## REQUIRED TASK
Print the line that contains "Parse this screenshot: output" and every line after it through the last line of the records below, exactly as written and nothing else.
==== GIVEN DATA
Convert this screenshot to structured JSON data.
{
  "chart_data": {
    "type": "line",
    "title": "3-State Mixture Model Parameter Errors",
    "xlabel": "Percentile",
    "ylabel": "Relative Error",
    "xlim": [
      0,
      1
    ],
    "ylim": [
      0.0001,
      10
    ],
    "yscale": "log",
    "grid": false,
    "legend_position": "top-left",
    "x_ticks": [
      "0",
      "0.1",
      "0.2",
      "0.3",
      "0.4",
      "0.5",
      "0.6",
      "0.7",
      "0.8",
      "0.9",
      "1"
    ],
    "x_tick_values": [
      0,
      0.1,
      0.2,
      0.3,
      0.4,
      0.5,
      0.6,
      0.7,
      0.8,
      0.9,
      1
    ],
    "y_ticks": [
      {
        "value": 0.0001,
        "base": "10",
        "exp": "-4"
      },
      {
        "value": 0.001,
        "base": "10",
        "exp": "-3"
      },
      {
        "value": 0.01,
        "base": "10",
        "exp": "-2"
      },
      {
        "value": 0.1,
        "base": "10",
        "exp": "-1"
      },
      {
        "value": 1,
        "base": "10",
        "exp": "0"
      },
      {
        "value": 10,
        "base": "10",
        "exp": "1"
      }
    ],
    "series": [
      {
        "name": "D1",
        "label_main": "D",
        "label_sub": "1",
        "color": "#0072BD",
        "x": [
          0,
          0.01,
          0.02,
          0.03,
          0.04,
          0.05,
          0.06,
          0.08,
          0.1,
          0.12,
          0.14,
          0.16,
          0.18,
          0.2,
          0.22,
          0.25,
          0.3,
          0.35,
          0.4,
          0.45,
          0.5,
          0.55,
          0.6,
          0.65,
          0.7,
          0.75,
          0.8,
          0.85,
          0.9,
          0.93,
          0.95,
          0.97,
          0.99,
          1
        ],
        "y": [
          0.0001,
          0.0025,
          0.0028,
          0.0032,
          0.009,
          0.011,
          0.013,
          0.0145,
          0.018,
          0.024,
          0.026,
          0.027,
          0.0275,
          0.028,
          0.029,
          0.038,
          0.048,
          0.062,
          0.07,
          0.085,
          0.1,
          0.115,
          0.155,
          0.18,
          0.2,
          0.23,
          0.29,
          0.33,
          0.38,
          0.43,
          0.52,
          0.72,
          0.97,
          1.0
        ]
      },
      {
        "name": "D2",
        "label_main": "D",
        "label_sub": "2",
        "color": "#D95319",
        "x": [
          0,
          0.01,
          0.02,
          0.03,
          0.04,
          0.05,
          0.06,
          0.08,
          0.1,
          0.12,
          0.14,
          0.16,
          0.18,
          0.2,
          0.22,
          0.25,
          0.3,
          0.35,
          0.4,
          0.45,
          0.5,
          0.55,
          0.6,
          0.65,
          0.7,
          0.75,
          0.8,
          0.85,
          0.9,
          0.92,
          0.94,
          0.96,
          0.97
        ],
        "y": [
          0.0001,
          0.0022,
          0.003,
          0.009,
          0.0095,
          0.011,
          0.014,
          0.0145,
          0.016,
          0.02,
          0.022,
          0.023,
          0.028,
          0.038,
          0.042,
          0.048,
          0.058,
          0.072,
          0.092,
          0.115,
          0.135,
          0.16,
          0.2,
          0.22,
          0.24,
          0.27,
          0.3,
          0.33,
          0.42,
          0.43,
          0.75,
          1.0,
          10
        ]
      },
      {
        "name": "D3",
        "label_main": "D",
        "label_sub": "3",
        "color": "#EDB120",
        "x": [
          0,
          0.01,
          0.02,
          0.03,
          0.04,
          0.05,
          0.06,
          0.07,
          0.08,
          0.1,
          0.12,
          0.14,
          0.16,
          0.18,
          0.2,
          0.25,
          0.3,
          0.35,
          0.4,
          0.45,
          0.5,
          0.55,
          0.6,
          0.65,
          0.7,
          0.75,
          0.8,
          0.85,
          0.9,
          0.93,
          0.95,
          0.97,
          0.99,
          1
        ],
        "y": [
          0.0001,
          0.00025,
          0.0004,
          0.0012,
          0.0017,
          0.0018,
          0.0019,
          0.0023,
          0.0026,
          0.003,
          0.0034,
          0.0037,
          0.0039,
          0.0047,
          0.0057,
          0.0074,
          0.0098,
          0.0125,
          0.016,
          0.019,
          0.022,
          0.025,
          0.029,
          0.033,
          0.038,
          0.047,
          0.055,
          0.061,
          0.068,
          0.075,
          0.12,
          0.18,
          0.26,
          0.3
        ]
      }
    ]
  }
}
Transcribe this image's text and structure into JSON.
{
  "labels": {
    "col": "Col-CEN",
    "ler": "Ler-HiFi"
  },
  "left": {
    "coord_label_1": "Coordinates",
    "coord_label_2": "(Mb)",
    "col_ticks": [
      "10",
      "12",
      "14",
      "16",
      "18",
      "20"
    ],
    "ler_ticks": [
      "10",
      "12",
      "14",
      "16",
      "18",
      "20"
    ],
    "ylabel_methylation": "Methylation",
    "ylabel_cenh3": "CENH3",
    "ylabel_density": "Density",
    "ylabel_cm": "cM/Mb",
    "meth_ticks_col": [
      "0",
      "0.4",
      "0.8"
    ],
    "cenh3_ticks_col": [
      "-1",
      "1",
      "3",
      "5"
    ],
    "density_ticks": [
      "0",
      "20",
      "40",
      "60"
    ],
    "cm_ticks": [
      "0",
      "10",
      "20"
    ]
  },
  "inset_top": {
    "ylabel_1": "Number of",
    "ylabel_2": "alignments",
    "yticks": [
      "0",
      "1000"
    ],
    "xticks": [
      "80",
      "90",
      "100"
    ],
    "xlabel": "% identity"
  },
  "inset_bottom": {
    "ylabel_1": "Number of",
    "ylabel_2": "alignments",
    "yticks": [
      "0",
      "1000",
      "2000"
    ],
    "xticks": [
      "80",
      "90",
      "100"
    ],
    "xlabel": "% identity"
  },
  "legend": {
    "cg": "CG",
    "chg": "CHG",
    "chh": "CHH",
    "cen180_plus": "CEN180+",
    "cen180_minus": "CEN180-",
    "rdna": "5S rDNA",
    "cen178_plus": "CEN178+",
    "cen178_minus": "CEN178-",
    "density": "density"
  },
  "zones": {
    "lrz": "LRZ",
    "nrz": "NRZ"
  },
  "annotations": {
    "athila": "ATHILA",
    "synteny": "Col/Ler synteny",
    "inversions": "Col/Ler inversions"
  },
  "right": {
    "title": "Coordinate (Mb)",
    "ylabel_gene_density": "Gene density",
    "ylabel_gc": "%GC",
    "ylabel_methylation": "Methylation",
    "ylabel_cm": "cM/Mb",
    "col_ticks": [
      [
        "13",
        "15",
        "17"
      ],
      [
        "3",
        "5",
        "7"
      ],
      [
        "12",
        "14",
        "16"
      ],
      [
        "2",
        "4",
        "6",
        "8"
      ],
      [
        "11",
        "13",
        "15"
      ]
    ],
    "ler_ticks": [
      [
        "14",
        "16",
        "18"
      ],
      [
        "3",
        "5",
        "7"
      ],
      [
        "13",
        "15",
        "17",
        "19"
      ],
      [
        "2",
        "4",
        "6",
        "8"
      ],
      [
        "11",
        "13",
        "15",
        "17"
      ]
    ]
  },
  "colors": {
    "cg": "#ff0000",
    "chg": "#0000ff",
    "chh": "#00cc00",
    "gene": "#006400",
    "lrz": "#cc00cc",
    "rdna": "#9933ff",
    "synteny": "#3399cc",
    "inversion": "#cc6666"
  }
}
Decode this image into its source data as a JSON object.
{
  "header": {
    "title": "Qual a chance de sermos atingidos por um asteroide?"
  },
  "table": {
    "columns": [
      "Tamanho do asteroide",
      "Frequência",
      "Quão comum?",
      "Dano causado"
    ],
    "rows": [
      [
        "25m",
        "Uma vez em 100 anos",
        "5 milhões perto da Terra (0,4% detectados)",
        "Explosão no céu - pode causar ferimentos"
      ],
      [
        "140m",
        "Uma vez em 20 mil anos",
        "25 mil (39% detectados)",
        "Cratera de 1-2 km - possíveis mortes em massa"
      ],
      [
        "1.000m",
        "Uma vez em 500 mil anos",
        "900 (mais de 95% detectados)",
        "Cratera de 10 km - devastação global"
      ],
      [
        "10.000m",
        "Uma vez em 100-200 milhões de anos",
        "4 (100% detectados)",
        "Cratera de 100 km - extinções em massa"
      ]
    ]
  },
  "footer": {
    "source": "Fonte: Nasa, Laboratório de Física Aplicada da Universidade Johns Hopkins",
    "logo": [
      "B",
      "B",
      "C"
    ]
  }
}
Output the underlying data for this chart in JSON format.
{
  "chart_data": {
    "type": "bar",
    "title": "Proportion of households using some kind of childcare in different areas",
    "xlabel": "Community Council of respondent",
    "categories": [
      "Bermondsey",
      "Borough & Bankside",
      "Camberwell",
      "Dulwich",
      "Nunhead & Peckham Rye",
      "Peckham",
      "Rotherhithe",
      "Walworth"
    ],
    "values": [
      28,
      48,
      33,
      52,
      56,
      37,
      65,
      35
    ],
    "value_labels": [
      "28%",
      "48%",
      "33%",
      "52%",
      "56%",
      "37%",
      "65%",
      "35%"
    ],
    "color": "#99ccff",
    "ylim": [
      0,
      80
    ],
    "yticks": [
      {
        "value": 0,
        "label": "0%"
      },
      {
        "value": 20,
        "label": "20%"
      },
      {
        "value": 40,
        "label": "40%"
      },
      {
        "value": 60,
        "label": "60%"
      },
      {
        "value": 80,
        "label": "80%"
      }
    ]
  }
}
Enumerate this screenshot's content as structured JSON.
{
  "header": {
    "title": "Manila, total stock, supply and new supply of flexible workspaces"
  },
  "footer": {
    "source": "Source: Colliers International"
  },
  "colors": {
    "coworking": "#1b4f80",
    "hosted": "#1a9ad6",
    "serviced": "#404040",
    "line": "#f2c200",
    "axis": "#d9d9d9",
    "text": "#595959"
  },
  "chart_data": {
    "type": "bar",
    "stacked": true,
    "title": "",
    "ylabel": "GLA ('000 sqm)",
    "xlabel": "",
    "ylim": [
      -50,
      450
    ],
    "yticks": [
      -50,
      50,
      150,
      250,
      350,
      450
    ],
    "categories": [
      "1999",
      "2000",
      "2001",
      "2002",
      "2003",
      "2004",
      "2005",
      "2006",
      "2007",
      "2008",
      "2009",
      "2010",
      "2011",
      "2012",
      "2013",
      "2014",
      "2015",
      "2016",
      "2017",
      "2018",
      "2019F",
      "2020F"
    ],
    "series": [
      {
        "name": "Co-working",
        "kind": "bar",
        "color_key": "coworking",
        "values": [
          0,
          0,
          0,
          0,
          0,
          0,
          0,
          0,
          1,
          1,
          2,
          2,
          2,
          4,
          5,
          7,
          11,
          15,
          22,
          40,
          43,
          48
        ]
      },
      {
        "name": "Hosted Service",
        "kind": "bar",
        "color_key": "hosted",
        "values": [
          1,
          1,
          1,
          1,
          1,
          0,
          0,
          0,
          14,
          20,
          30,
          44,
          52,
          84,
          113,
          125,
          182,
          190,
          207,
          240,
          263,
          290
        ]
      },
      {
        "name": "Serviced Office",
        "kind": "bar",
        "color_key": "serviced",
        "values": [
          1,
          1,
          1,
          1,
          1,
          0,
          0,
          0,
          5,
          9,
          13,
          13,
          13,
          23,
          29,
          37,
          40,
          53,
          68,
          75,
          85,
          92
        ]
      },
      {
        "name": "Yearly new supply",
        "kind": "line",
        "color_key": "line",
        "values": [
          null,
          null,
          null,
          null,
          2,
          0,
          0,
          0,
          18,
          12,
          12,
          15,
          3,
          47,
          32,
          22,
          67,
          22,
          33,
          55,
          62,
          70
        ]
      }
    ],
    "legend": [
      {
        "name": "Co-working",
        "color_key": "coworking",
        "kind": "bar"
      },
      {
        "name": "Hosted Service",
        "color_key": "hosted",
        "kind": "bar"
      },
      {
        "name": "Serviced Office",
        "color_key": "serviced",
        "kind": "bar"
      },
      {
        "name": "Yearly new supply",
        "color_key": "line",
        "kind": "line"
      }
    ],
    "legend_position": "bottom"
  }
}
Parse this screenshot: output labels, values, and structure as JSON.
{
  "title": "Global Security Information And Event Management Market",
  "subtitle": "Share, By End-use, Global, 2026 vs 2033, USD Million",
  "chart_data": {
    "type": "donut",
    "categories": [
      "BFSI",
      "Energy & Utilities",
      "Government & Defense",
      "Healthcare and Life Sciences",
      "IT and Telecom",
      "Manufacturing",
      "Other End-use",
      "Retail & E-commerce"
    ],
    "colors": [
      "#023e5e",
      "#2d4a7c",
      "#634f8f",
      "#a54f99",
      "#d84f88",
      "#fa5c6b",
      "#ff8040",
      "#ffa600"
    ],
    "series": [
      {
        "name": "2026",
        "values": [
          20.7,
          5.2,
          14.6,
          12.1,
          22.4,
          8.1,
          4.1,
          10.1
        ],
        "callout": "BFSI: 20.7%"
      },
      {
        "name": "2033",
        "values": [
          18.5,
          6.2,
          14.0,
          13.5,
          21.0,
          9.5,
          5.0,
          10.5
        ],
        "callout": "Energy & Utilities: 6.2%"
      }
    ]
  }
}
========
## THE SOLUTION
Parse this screenshot: output labels, values, and structure as JSON.
{
  "title": "Global Security Information And Event Management Market",
  "subtitle": "Share, By End-use, Global, 2026 vs 2033, USD Million",
  "chart_data": {
    "type": "donut",
    "categories": [
      "BFSI",
      "Energy & Utilities",
      "Government & Defense",
      "Healthcare and Life Sciences",
      "IT and Telecom",
      "Manufacturing",
      "Other End-use",
      "Retail & E-commerce"
    ],
    "colors": [
      "#023e5e",
      "#2d4a7c",
      "#634f8f",
      "#a54f99",
      "#d84f88",
      "#fa5c6b",
      "#ff8040",
      "#ffa600"
    ],
    "series": [
      {
        "name": "2026",
        "values": [
          20.7,
          5.2,
          14.6,
          12.1,
          22.4,
          8.1,
          4.1,
          10.1
        ],
        "callout": "BFSI: 20.7%"
      },
      {
        "name": "2033",
        "values": [
          18.5,
          6.2,
          14.0,
          13.5,
          21.0,
          9.5,
          5.0,
          10.5
        ],
        "callout": "Energy & Utilities: 6.2%"
      }
    ]
  }
}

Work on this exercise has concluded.